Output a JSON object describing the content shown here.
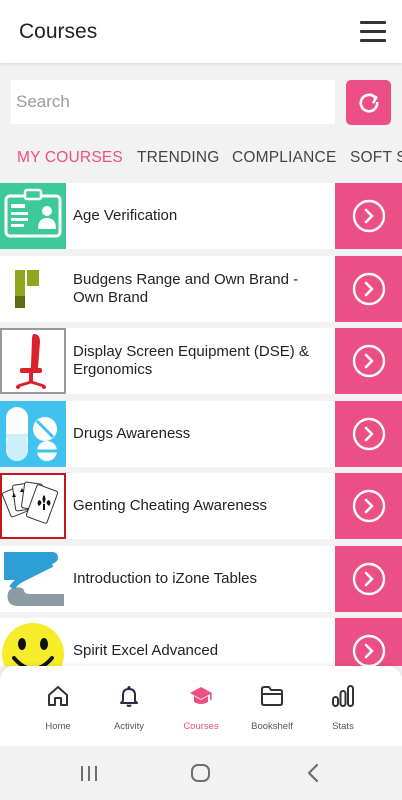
{
  "header": {
    "title": "Courses",
    "menu_icon": "hamburger-menu-icon"
  },
  "search": {
    "placeholder": "Search",
    "value": "",
    "refresh_icon": "refresh-icon"
  },
  "tabs": [
    {
      "label": "MY COURSES",
      "active": true
    },
    {
      "label": "TRENDING",
      "active": false
    },
    {
      "label": "COMPLIANCE",
      "active": false
    },
    {
      "label": "SOFT SKILLS",
      "active": false
    }
  ],
  "courses": [
    {
      "title": "Age Verification",
      "icon": "id-card-icon"
    },
    {
      "title": "Budgens Range and Own Brand - Own Brand",
      "icon": "budgens-logo-icon"
    },
    {
      "title": "Display Screen Equipment (DSE) & Ergonomics",
      "icon": "office-chair-icon"
    },
    {
      "title": "Drugs Awareness",
      "icon": "pills-icon"
    },
    {
      "title": "Genting Cheating Awareness",
      "icon": "playing-cards-icon"
    },
    {
      "title": "Introduction to iZone Tables",
      "icon": "izone-logo-icon"
    },
    {
      "title": "Spirit Excel Advanced",
      "icon": "smiley-face-icon"
    }
  ],
  "nav": [
    {
      "label": "Home",
      "icon": "home-icon",
      "active": false
    },
    {
      "label": "Activity",
      "icon": "bell-icon",
      "active": false
    },
    {
      "label": "Courses",
      "icon": "graduation-cap-icon",
      "active": true
    },
    {
      "label": "Bookshelf",
      "icon": "folder-icon",
      "active": false
    },
    {
      "label": "Stats",
      "icon": "bar-chart-icon",
      "active": false
    }
  ],
  "colors": {
    "accent": "#ec4f85",
    "header_bg": "#ffffff",
    "page_bg": "#f2f2f2",
    "nav_inactive": "#333333"
  }
}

|---|

→ **DO THIS**:
What is the number of lines in the listing that contain the string "label"? Reply with that number alone.

→ **ANSWER TO THE TASK**:
9